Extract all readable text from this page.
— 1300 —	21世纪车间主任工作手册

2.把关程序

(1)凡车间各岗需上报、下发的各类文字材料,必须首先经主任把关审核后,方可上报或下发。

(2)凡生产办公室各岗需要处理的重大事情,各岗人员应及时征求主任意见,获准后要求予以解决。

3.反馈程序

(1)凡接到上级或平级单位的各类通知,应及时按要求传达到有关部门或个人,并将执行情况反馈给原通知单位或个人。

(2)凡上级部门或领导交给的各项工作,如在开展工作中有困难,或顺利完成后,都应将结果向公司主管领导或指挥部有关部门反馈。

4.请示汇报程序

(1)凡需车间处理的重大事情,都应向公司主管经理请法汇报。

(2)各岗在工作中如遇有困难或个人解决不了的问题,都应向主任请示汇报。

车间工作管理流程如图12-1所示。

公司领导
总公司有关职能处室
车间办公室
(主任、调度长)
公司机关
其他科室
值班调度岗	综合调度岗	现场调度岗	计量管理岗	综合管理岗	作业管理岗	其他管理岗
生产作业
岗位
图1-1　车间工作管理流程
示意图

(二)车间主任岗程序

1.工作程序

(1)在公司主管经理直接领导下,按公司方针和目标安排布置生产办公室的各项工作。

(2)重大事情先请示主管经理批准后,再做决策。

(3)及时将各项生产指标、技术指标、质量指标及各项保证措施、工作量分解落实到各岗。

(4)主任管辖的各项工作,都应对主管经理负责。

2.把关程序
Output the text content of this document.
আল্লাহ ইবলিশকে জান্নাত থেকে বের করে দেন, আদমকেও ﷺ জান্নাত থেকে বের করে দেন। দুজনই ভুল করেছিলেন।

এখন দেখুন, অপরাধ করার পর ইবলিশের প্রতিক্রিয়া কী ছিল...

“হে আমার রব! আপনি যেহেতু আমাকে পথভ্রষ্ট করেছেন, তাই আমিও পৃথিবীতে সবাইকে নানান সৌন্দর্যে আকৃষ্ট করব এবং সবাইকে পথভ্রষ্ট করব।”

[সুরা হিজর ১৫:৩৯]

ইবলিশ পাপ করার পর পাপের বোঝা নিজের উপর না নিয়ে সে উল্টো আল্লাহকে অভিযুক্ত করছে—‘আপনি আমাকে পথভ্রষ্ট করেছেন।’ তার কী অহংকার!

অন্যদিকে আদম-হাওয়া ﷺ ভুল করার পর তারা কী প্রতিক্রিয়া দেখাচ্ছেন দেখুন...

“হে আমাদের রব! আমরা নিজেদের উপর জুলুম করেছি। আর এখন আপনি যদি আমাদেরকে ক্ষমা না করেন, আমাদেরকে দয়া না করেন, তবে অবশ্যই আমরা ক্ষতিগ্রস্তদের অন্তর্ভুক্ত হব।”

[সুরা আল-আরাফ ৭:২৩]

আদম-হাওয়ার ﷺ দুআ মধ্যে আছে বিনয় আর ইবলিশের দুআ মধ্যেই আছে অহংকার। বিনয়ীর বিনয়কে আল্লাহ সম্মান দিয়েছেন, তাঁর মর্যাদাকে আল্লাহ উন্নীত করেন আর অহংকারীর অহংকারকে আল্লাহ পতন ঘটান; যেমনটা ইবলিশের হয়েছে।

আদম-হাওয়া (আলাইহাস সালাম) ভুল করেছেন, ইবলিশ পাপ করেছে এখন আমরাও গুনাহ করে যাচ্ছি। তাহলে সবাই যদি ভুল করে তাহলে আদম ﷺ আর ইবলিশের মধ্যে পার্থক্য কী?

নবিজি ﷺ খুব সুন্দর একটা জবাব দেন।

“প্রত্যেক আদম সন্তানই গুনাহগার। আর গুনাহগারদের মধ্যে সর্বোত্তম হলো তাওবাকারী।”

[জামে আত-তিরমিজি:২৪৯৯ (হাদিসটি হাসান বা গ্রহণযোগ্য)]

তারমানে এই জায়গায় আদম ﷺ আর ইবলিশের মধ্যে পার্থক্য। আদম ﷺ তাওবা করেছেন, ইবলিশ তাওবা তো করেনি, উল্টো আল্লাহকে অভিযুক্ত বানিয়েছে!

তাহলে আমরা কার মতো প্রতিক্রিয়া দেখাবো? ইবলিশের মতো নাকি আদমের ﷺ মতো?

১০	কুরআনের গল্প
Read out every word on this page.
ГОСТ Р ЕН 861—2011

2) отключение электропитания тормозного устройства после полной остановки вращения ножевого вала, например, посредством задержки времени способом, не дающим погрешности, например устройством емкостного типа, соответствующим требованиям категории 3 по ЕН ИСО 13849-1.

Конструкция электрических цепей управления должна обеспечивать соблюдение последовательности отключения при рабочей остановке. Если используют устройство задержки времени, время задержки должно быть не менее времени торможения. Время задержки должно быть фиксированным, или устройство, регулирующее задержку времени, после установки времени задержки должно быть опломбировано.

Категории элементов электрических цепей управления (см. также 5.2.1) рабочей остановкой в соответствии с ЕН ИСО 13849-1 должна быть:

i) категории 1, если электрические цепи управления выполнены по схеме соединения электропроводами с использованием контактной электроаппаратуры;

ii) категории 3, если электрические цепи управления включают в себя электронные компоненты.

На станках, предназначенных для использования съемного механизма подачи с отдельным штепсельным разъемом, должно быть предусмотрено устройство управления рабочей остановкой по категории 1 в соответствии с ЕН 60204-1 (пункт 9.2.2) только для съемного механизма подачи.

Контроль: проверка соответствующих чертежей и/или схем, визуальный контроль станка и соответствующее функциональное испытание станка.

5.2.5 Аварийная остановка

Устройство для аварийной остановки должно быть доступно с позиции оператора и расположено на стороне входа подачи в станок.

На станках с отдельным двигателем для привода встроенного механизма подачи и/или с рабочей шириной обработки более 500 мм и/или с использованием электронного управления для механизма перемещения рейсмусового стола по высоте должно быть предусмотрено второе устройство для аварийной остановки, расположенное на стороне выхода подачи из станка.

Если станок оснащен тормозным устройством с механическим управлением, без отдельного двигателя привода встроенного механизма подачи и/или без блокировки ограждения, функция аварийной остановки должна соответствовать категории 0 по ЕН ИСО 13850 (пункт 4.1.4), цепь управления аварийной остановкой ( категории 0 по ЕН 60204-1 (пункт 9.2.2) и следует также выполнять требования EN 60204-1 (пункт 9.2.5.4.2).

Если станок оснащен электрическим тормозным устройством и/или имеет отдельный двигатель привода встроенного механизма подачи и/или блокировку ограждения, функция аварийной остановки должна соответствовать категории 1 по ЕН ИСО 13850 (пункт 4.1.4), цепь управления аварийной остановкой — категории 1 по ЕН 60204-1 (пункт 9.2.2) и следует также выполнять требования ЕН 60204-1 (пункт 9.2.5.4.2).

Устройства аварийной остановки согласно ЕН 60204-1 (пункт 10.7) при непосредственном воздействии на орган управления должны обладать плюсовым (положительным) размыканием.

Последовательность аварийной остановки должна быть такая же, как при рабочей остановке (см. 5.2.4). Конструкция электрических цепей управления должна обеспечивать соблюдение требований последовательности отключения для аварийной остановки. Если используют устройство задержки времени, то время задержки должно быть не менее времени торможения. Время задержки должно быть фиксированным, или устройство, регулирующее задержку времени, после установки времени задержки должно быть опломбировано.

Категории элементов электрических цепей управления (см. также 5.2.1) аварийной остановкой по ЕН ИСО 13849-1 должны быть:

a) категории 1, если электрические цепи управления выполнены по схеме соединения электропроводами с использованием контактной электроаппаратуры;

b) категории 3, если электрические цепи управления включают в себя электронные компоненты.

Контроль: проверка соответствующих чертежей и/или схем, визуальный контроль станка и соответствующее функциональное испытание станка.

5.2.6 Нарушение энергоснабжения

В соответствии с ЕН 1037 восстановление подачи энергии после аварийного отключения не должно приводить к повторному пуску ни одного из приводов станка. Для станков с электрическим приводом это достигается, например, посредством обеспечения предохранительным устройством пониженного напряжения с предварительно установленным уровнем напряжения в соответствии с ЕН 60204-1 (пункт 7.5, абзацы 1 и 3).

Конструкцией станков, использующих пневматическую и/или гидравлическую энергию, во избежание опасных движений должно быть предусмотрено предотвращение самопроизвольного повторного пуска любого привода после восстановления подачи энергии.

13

**What is asked**
In the records above, find the lines containing "предусмотрено" and copy them.

**Answer to this problem**
На станках, предназначенных для использования съемного механизма подачи с отдельным штепсельным разъемом, должно быть предусмотрено устройство управления рабочей остановкой по категории 1 в соответствии с ЕН 60204-1 (пункт 9.2.2) только для съемного механизма подачи.
На станках с отдельным двигателем для привода встроенного механизма подачи и/или с рабочей шириной обработки более 500 мм и/или с использованием электронного управления для механизма перемещения рейсмусового стола по высоте должно быть предусмотрено второе устройство для аварийной остановки, расположенное на стороне выхода подачи из станка.
Конструкцией станков, использующих пневматическую и/или гидравлическую энергию, во избежание опасных движений должно быть предусмотрено предотвращение самопроизвольного повторного пуска любого привода после восстановления подачи энергии.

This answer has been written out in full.